• **ЗАДАНИЯ**
(a) Продублируйте записи от самого начала до строки с «text-line: entry, who» включительно.
(b) Подхватите интервью о подготовке концерта с оркестром и допишите продолжение после его последнего предложения.

• **ИСХОДНЫЙ ФРАГМЕНТ**
Итак, у нас была эта экстренная встреча с Брайаном, я и Джон, мы просматривали список возможных кандидатов, а до концерта оставалось что-то около двух недель. В этот момент вошел Дэвид Хеммингс. Мы рассказали ему, что происходит, и спросили, не знает ли он кого-нибудь. А он сказал: "Вы находитесь в моем офисе, вы ищете актера с голосом… Так вы не думали спросить меня, блин?!". Я сказал ему: "Не могу поверить, что мы не подумали о тебе, ты бы согласился?". А он рассмеялся и сказал, что, конечно же, согласился бы, и он был великолепен. Было очень забавно, потому что мы репетировали, и он пришел с фингалом под глазом, потому что его тогдашняя жена застукала его за выполнением некоторой дополнительной офисной работы с его секретаршей и дала ему по физиономии. Пресса тогда гонялась за ним, пытаясь выяснить, что же произошло, и именно моя тогдашняя жена сделала ему блестящий макияж, который помог ему скрыть синяк во время шоу.

– Когда вы впервые отрепетировали с оркестром?

– Проблема была в том, что я не мог себе этого позволить. Даже с теми деньгами, что я заработал на Генрихе, я не мог позволить себе репетировать в студии, поэтому единственным возможным вариантом было играть живьем. Поэтому мы решили дать два концерта – в шесть и в 8:30 – и подумали, что если запишем оба, то все покроем. И я пригласил Кита Гранта из Olympic Studios, поскольку он был самым опытным звукорежиссером в стране, чтобы он это записал. Записывать в те времена было невероятно сложно, но, как сказал Кит: "Самое главное, что у нас есть две попытки, так что мы сможем скомбинировать и сделать что-то стоящее". А за полчаса до начала первого выступления нам сообщили, что мы можем записать только одно из них. Они запросили гораздо больше денег за запись, за оркестр, а у нас просто не было таких денег. На самом деле, в день концерта я потратил не только все деньги, которые заработал на Генрихе, но и заложил дом по полной программе: я продал все, что у меня было, чтобы за него заплатить. Мало того, в день концерта я получил предупреждение от Express Dairies, потому что не платил за молоко уже два месяца.

• **СОХРАНЁННЫЕ ЗАПИСИ**
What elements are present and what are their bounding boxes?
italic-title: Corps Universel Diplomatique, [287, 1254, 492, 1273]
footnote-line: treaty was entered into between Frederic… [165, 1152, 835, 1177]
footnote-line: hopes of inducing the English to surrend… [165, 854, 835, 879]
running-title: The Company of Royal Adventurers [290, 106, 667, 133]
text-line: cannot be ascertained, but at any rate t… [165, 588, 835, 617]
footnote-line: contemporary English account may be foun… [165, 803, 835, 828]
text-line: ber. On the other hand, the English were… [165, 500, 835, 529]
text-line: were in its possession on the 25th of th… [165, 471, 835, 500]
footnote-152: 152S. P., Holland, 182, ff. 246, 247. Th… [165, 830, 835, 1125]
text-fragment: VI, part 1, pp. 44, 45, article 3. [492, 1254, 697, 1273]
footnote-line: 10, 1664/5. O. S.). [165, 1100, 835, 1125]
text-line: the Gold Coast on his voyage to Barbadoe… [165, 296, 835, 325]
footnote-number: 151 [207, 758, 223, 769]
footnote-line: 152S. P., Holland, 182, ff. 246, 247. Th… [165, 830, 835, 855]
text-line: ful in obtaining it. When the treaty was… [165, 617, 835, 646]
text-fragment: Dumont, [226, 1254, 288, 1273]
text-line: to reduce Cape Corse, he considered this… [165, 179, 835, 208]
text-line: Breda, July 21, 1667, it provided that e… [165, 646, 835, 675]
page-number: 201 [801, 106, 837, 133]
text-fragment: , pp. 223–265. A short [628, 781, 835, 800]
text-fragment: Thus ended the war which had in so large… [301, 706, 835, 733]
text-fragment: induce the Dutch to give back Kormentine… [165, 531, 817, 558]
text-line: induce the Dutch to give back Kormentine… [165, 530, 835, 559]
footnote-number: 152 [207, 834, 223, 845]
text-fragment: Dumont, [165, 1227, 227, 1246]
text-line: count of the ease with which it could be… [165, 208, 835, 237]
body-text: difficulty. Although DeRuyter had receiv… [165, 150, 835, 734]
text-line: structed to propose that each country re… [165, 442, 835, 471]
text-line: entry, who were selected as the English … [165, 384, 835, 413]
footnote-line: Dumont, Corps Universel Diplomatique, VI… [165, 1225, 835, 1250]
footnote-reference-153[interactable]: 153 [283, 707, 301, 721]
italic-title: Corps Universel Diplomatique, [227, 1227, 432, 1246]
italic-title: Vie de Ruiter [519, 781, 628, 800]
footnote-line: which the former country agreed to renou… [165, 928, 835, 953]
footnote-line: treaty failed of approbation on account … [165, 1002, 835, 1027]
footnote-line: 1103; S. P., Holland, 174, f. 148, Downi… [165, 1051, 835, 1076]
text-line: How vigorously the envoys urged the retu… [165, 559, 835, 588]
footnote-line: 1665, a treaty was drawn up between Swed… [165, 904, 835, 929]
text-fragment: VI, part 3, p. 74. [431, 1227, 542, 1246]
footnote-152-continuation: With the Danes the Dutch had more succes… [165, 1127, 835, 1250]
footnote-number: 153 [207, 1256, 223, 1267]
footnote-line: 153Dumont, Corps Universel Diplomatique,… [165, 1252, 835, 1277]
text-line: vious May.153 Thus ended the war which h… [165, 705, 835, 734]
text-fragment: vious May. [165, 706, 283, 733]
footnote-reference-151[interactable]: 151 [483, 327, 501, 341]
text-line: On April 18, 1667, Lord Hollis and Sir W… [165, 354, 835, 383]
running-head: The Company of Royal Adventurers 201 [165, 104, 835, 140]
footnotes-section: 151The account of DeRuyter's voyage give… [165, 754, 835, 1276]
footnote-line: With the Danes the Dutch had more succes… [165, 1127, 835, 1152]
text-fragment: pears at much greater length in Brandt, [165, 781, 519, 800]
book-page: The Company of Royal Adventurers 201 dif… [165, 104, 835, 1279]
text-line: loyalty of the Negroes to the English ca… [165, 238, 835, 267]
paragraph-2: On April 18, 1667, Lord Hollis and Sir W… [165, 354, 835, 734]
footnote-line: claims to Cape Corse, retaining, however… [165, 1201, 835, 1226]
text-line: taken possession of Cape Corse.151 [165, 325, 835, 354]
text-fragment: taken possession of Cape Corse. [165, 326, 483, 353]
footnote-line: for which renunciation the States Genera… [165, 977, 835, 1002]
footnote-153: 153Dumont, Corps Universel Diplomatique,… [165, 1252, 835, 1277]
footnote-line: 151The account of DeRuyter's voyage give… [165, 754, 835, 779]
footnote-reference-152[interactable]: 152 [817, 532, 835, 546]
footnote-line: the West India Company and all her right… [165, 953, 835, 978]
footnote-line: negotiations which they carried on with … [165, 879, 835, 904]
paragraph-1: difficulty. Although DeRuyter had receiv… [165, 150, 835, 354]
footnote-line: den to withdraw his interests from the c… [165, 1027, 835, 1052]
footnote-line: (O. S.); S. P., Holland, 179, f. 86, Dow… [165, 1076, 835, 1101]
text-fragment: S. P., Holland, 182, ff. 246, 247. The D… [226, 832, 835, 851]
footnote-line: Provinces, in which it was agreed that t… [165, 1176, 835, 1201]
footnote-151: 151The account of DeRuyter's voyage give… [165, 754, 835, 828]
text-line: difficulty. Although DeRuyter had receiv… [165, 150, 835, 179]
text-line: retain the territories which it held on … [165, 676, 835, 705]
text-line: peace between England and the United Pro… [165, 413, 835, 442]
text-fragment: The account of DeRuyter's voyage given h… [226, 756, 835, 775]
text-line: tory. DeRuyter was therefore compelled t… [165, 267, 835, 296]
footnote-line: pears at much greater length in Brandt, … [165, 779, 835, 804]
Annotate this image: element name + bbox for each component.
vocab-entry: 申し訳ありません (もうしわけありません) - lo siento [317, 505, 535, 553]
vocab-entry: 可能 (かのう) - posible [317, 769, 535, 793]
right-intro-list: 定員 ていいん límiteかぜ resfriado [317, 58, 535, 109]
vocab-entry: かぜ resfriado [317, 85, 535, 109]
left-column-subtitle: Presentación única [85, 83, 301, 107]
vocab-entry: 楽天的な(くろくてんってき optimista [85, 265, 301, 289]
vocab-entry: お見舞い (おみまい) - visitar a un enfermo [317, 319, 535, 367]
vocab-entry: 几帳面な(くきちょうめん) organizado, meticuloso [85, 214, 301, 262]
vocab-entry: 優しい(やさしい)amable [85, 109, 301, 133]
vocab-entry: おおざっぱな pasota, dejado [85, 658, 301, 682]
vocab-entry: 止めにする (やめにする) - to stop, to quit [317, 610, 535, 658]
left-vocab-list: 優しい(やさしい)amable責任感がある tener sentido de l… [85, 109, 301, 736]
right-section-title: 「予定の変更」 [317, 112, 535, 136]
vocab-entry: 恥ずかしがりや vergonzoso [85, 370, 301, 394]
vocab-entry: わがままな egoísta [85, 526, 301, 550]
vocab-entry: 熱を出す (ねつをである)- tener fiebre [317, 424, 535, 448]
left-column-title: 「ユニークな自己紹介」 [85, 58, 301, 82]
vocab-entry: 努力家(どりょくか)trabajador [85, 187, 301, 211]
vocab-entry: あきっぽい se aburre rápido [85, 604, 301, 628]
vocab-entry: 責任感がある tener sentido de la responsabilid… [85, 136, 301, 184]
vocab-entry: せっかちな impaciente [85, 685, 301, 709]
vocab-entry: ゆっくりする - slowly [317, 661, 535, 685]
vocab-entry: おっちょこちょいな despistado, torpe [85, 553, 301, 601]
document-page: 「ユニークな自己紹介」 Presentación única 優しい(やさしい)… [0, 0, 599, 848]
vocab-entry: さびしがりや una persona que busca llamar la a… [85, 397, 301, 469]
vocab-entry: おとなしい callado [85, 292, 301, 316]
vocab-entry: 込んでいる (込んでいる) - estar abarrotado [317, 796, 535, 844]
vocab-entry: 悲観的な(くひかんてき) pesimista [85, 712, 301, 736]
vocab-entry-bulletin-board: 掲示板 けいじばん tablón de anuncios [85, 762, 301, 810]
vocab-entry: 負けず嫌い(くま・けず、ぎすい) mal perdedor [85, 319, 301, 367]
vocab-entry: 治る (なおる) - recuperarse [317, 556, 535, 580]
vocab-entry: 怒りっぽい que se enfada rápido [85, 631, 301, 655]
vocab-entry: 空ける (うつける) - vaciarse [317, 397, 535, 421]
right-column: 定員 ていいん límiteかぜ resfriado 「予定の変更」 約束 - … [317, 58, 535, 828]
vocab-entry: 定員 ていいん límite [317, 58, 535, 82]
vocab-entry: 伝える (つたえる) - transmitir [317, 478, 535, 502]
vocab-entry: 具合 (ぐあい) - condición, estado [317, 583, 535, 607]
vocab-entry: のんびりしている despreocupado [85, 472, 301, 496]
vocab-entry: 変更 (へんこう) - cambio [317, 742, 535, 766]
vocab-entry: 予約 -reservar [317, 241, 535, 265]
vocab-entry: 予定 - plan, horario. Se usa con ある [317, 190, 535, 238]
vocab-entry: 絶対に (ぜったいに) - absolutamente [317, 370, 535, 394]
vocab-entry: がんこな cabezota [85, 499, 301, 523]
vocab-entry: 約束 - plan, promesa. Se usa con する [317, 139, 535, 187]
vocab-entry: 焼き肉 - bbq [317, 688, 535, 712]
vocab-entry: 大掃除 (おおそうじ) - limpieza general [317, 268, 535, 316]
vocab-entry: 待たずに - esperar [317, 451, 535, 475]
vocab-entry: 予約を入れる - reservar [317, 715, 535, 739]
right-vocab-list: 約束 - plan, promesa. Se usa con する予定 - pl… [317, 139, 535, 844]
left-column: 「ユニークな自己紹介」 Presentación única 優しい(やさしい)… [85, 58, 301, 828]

• **ОТВЕТЫ**
(a)
What elements are present and what are their bounding boxes?
italic-title: Corps Universel Diplomatique, [287, 1254, 492, 1273]
footnote-line: treaty was entered into between Frederic… [165, 1152, 835, 1177]
footnote-line: hopes of inducing the English to surrend… [165, 854, 835, 879]
running-title: The Company of Royal Adventurers [290, 106, 667, 133]
text-line: cannot be ascertained, but at any rate t… [165, 588, 835, 617]
footnote-line: contemporary English account may be foun… [165, 803, 835, 828]
text-line: ber. On the other hand, the English were… [165, 500, 835, 529]
text-line: were in its possession on the 25th of th… [165, 471, 835, 500]
footnote-152: 152S. P., Holland, 182, ff. 246, 247. Th… [165, 830, 835, 1125]
text-fragment: VI, part 1, pp. 44, 45, article 3. [492, 1254, 697, 1273]
footnote-line: 10, 1664/5. O. S.). [165, 1100, 835, 1125]
text-line: the Gold Coast on his voyage to Barbadoe… [165, 296, 835, 325]
footnote-number: 151 [207, 758, 223, 769]
footnote-line: 152S. P., Holland, 182, ff. 246, 247. Th… [165, 830, 835, 855]
text-line: ful in obtaining it. When the treaty was… [165, 617, 835, 646]
text-fragment: Dumont, [226, 1254, 288, 1273]
text-line: to reduce Cape Corse, he considered this… [165, 179, 835, 208]
text-line: Breda, July 21, 1667, it provided that e… [165, 646, 835, 675]
page-number: 201 [801, 106, 837, 133]
text-fragment: , pp. 223–265. A short [628, 781, 835, 800]
text-fragment: Thus ended the war which had in so large… [301, 706, 835, 733]
text-fragment: induce the Dutch to give back Kormentine… [165, 531, 817, 558]
text-line: induce the Dutch to give back Kormentine… [165, 530, 835, 559]
footnote-number: 152 [207, 834, 223, 845]
text-fragment: Dumont, [165, 1227, 227, 1246]
text-line: count of the ease with which it could be… [165, 208, 835, 237]
body-text: difficulty. Although DeRuyter had receiv… [165, 150, 835, 734]
text-line: structed to propose that each country re… [165, 442, 835, 471]
text-line: entry, who were selected as the English … [165, 384, 835, 413]

(b)
– То есть вы были на самом дне…

– Именно. Но это было, пожалуй, лучшее, что могло случиться, потому что иначе альбом так и не вышел бы. Мы записали один концерт, второй. Я свел его на Morgan Studios, и это было самое сложное сведение в моей жизни, потому что было так много ошибок и недочетов, а пригласить кого-то на помощь мы не могли, поэтому приходилось работать с тем, что было. Мы делали то, что с любовью называли "сборкой пазла" – можно редактировать на двухдюймовой ленте, просто разрезая ее, но это было похоже на огромный пазл, уходящий на шесть-девять метров назад с маленькими полосками ленты. Невероятно, как нам это удалось. Это заняло три недели беспрерывной работы, и то, что у нас получилось в итоге, было довольно интересным, потому что в нем были ошибки, были неправильные ноты у оркестра, некоторые неточности в тайминге – но в нем была атмосфера, которая мне очень нравилась, и я думал, что это так честно, и мне действительно нравилось. И к тому времени я был на мели, абсолютно и бесповоротно. Поэтому я отнес альбом на A&M Records в Лондоне, и тогдашний босс послушал его и сказал: "Мне не нравится, выпускать не будем. Никто не станет слушать одну песню в исполнении оркестра и хора… Нет, выпускать не будем…".

– Вы, наверное, были раздавлены.

– Еще бы. Я помню, как пошел к Брайану Лэйну в полном отчаянии: у меня дом, который теперь, вероятно, заложен на сумму, превышающую его стоимость, я у всех занял, все украл, все продал, у меня долги растут… А они теперь не собираются его выпускать! Можете себе представить, в каком я был состоянии. Я часто думаю, будь я богатым парнем и не трать все эти деньги, сказал бы я: "Да по фигу, плевать"? Но Брайан, к его чести, был очень проницательным. Он подумал и сказал: "Ты находишься в необычном положении: ты подписан в Америке, потому что Джерри Мосс подписал тебя там, так что это решение Америки".

Поэтому Брайан поговорил напрямую с Джерри, и, как бы глупо это ни звучало, но в 1974 году нельзя было просто взять и позвонить в Америку, нужно было заказывать разговор, это был кошмар. Наконец он дозвонился до Джерри, который сказал: "Пришлите мне его послушать, и я приму решение". Это была кассета, которая шла туда неделю – так что пришлось еще подождать – а потом нам позвонил Брайан и сказал, что только что получил телеграмму от Джерри о том, что он поручил A&M в Лондоне выпустить альбом. Как вы понимаете, это создало некоторые проблемы, потому что мы фактически пошли через голову начальства. Так что это не очень хорошо восприняли, но были там люди, которым альбом понравился, и они нас очень поддерживали.

– Вы, наверное, были поражены успехом "Путешествия…", когда он вышел – или восприняли все как должное?

– Чтобы что-то получилось, нужна команда, которая действительно верит в то, что ты делаешь и чего пытаешься добиться. Мне посчастливилось иметь такую команду. Мой менеджмент верил в "Путешествие…", моя группа верила в него, все, кто участвовал в записи, верили в него, и Джерри Мосс действительно верил в него, и это, безусловно, сыграло огромную роль в мотивации людей, которые работали на лейбле.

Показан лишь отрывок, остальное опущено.